• [Exercise material]:
☆ ☆ ☆ ☆ ☆ ☆ ☆

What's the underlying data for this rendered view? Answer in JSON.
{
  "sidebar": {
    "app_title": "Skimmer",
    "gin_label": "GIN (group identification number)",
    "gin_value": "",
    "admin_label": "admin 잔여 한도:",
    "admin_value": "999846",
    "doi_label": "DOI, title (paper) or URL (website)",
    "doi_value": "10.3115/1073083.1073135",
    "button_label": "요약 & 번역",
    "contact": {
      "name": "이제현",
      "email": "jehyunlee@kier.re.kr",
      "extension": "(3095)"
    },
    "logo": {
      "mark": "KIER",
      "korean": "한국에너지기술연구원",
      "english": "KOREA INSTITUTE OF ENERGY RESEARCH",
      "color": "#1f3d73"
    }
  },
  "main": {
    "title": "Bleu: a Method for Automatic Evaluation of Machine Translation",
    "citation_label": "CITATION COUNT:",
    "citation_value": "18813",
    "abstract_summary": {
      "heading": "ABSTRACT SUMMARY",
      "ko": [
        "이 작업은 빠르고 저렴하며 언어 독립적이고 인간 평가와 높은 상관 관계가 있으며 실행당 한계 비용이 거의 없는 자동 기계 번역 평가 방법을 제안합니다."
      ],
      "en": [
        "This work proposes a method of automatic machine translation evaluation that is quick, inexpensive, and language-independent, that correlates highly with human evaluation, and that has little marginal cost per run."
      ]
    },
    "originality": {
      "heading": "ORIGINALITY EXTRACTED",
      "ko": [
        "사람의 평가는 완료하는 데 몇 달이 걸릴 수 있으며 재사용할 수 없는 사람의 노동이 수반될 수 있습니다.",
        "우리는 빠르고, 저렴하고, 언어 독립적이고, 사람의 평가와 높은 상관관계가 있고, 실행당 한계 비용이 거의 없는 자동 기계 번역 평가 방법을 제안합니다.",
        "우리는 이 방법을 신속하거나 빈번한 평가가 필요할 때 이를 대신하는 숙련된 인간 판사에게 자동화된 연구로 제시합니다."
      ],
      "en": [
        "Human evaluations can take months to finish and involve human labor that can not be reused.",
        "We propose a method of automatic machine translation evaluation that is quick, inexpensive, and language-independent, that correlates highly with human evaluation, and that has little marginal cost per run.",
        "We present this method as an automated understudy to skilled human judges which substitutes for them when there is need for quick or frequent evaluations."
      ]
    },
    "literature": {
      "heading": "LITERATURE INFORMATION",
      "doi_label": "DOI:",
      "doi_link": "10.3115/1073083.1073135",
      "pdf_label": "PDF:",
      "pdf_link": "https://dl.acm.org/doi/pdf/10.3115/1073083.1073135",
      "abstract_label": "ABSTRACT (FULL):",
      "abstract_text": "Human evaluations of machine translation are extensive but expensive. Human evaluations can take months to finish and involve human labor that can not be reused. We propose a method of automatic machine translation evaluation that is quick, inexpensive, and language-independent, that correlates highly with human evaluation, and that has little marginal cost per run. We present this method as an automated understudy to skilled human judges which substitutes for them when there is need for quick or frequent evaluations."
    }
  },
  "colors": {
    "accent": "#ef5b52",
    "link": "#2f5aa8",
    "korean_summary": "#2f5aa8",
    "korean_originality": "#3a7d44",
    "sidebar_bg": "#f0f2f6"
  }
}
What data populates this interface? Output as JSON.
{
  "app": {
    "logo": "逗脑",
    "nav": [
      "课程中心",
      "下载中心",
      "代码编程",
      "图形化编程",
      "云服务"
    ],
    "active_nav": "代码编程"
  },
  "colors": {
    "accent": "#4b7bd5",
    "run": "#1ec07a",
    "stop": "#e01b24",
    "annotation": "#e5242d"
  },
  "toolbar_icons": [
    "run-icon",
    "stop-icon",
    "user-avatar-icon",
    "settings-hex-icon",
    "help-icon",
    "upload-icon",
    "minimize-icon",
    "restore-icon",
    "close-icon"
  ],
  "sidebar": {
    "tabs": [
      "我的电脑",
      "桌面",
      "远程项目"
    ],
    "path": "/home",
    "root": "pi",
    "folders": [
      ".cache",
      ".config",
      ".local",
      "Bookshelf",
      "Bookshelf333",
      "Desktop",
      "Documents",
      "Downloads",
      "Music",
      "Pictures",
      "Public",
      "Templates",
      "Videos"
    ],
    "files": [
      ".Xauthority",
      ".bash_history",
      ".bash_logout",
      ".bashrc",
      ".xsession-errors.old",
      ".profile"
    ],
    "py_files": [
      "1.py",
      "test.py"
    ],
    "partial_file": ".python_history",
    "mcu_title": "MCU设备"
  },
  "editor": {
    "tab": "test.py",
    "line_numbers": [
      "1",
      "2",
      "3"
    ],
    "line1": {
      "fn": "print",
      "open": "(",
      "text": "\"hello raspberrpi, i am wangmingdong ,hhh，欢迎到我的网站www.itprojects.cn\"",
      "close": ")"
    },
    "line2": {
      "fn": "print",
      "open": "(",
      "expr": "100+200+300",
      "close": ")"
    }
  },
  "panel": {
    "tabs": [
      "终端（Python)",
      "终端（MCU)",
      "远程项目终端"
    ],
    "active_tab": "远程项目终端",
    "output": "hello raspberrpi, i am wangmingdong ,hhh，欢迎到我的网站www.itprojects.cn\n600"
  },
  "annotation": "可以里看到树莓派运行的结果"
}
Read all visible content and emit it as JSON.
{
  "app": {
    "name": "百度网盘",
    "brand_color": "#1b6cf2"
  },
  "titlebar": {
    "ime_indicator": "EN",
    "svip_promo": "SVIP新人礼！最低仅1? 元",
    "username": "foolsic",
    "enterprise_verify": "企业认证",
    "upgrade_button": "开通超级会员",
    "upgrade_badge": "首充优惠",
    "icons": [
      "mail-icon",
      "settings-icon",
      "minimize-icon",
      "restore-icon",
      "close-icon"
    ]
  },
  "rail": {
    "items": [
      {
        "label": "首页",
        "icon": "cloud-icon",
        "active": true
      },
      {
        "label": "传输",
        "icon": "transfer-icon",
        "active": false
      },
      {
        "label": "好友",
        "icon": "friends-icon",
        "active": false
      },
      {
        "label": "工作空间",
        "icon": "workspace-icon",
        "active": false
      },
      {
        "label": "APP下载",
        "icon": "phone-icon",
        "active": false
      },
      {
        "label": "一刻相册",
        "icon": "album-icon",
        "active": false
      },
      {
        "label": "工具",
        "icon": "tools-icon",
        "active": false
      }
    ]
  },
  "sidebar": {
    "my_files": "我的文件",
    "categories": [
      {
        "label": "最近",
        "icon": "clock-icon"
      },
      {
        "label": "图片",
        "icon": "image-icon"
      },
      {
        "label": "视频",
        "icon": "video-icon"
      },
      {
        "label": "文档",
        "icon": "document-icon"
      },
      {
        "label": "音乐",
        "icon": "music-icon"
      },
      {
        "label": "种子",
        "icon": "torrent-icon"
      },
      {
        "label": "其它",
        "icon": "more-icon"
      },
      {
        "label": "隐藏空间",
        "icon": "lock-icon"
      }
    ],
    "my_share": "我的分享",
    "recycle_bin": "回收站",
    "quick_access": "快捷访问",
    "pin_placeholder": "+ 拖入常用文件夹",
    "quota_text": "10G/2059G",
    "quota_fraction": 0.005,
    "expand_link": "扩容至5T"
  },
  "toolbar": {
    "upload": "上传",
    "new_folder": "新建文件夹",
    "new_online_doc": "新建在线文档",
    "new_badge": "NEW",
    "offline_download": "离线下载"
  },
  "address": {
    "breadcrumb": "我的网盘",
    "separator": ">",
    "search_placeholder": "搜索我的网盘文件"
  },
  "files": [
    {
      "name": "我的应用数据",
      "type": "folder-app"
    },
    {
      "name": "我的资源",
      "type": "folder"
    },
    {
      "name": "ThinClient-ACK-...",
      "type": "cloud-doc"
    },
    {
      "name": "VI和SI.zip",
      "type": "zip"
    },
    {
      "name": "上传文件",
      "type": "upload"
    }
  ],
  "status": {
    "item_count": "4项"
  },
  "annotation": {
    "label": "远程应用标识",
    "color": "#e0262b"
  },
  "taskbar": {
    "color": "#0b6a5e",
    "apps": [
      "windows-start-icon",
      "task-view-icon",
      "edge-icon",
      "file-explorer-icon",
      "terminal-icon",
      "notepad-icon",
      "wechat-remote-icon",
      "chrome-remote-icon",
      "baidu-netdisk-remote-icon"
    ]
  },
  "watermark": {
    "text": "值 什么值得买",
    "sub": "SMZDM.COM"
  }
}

☆ ☆ ☆ ☆ ☆ ☆ ☆

• [Problem details]:
Show every line of the listing in which the string "finish" can be found.

• [Solution to the exercise]:
        "Human evaluations can take months to finish and involve human labor that can not be reused.",
      "abstract_text": "Human evaluations of machine translation are extensive but expensive. Human evaluations can take months to finish and involve human labor that can not be reused. We propose a method of automatic machine translation evaluation that is quick, inexpensive, and language-independent, that correlates highly with human evaluation, and that has little marginal cost per run. We present this method as an automated understudy to skilled human judges which substitutes for them when there is need for quick or frequent evaluations."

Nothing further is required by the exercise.